Given problem:
Scan the listing below and copy every line holding "true".

Data provided:
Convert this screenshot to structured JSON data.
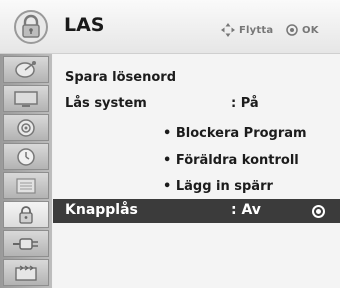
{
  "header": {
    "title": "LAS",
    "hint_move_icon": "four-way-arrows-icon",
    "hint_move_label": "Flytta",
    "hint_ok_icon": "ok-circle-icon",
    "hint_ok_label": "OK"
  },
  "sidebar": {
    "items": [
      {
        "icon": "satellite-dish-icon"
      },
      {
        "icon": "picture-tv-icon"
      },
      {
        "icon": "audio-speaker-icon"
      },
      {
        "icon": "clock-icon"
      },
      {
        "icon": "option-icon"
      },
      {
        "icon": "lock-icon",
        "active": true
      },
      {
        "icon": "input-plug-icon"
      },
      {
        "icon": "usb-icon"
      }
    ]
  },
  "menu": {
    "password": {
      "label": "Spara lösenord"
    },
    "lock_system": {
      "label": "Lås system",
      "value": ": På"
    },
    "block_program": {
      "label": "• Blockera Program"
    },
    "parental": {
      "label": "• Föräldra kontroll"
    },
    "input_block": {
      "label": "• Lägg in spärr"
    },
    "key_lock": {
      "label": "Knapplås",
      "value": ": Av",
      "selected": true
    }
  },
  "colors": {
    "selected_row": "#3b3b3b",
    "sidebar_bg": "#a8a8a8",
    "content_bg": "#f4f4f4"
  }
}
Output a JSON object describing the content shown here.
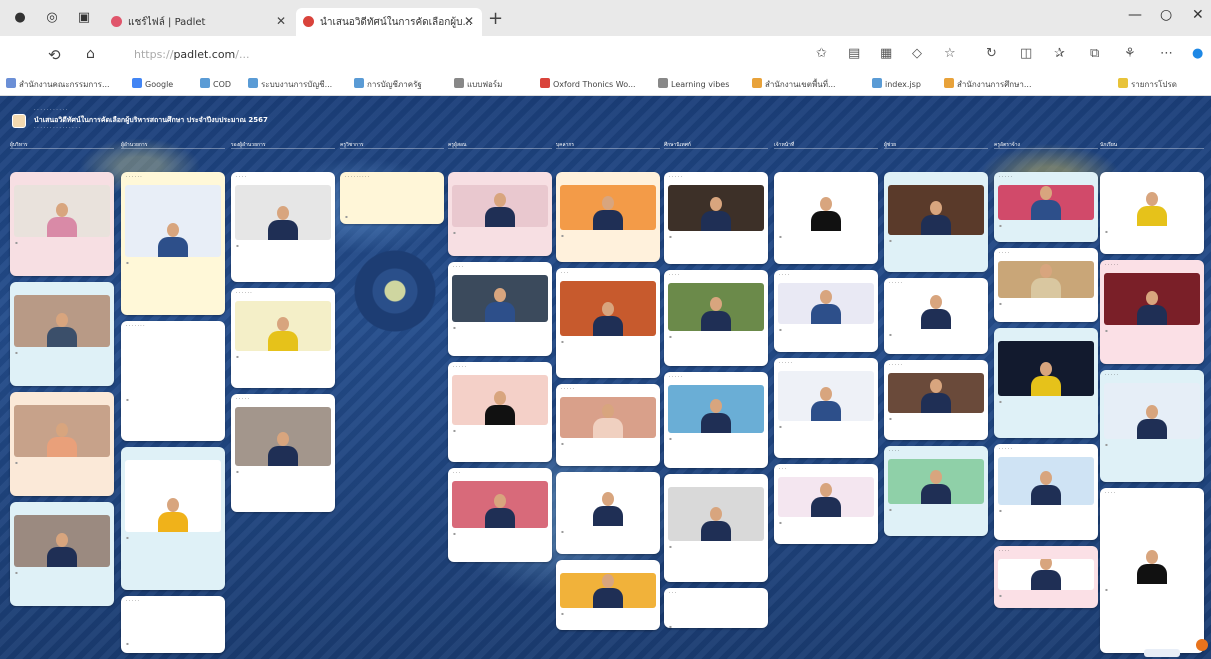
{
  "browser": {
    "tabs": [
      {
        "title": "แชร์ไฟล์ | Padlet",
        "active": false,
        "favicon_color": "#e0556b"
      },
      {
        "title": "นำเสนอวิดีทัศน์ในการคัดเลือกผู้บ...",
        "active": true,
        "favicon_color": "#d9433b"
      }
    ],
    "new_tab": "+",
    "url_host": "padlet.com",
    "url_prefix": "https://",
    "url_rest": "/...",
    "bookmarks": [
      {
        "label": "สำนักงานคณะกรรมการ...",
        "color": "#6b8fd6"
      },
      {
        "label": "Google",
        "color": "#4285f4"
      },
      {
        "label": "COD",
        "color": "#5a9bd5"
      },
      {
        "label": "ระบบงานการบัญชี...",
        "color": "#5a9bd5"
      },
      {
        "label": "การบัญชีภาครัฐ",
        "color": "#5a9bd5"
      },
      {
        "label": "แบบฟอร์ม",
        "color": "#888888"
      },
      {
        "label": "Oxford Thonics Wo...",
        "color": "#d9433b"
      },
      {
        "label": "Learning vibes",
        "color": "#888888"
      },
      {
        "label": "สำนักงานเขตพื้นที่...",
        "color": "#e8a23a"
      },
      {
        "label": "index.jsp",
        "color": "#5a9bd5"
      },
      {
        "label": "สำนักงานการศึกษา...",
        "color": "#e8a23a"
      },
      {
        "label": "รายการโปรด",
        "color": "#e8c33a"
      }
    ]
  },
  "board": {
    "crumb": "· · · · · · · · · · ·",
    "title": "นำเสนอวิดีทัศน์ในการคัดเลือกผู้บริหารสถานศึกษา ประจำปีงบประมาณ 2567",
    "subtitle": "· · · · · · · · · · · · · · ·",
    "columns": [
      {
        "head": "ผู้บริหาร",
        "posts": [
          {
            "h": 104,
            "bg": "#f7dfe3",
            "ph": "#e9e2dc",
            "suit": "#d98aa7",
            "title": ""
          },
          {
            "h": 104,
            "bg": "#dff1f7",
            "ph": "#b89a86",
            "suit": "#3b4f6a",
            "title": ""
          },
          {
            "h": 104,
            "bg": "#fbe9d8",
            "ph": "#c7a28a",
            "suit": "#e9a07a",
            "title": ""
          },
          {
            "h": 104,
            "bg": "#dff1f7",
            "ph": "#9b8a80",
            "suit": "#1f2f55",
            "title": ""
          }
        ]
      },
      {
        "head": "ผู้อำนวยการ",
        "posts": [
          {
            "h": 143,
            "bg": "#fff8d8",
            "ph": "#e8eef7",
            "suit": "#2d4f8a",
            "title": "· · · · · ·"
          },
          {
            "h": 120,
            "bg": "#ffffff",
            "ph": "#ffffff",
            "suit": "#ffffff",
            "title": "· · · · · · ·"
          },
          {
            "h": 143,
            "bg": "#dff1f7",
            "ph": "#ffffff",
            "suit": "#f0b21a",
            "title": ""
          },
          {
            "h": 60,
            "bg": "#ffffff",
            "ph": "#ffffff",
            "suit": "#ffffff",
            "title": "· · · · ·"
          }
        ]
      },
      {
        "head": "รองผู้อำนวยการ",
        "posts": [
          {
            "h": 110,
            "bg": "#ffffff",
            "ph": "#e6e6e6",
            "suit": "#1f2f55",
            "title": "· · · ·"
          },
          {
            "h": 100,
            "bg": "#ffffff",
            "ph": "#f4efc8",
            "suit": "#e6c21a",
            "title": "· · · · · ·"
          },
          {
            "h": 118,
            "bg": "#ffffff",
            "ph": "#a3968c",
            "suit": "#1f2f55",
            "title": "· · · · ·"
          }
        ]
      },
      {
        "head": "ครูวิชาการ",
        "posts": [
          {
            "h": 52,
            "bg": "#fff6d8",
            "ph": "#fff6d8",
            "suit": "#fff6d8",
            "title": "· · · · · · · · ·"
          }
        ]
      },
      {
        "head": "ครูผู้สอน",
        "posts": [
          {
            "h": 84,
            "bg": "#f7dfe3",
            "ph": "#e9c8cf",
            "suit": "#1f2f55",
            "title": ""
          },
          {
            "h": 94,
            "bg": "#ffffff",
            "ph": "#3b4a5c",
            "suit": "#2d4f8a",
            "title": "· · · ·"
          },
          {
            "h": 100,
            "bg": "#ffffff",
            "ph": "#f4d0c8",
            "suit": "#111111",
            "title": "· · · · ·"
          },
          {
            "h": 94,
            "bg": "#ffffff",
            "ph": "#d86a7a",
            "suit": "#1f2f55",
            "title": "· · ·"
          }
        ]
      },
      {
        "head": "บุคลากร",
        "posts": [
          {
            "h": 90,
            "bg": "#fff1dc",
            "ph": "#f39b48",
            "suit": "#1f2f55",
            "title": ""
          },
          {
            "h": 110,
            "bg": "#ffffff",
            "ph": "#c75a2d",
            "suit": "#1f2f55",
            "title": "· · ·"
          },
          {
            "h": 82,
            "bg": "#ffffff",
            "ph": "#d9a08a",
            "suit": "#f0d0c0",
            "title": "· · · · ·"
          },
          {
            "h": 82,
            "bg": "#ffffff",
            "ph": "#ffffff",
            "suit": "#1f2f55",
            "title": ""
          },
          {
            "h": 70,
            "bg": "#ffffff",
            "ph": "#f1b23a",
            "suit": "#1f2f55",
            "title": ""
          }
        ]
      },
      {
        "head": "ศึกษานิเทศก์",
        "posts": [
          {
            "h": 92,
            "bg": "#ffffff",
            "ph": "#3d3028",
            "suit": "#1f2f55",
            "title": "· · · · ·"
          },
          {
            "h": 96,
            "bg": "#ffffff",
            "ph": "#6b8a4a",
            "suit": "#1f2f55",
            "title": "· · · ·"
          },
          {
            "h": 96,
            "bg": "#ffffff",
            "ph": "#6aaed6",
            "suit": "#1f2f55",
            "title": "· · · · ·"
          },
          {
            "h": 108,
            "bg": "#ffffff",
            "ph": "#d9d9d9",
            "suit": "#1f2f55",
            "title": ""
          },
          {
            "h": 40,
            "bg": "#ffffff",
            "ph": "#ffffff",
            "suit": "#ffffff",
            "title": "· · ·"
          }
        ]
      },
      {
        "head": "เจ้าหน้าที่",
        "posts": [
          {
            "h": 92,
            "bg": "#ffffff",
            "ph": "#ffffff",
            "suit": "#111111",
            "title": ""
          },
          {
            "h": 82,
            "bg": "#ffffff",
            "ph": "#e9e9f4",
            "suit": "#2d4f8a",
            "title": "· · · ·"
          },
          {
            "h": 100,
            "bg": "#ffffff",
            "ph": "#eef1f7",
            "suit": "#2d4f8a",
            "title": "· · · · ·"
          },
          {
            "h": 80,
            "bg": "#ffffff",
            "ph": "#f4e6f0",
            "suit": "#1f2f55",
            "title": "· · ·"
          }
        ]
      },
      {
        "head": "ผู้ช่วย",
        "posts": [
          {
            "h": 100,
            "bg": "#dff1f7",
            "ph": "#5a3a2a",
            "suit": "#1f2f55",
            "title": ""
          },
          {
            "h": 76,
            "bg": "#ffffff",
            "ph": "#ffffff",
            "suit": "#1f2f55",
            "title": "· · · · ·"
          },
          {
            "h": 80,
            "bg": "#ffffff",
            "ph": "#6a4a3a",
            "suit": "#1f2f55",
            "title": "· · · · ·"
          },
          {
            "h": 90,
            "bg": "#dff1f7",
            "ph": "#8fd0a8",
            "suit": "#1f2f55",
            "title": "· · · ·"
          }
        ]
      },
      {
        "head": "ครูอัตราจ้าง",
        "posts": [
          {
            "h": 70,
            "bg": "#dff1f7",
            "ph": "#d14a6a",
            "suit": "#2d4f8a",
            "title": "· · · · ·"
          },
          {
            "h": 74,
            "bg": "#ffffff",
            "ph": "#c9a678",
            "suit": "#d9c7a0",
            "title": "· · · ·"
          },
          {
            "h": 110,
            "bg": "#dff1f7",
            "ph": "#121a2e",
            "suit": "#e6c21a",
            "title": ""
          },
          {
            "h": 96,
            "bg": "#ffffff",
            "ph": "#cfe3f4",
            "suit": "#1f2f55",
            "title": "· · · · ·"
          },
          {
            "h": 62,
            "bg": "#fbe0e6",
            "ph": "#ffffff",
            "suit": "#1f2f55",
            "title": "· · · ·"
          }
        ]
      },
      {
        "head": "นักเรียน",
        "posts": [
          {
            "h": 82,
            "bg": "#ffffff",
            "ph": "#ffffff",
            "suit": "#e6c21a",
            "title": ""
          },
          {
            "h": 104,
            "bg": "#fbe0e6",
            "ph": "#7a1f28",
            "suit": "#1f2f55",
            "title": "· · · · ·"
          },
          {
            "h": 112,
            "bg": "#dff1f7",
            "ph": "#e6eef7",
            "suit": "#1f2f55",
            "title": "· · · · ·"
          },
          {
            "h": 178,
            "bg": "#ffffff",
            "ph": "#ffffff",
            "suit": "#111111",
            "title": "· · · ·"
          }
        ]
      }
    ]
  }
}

Full response:
        "active": true
      "selected": true
        "active": true,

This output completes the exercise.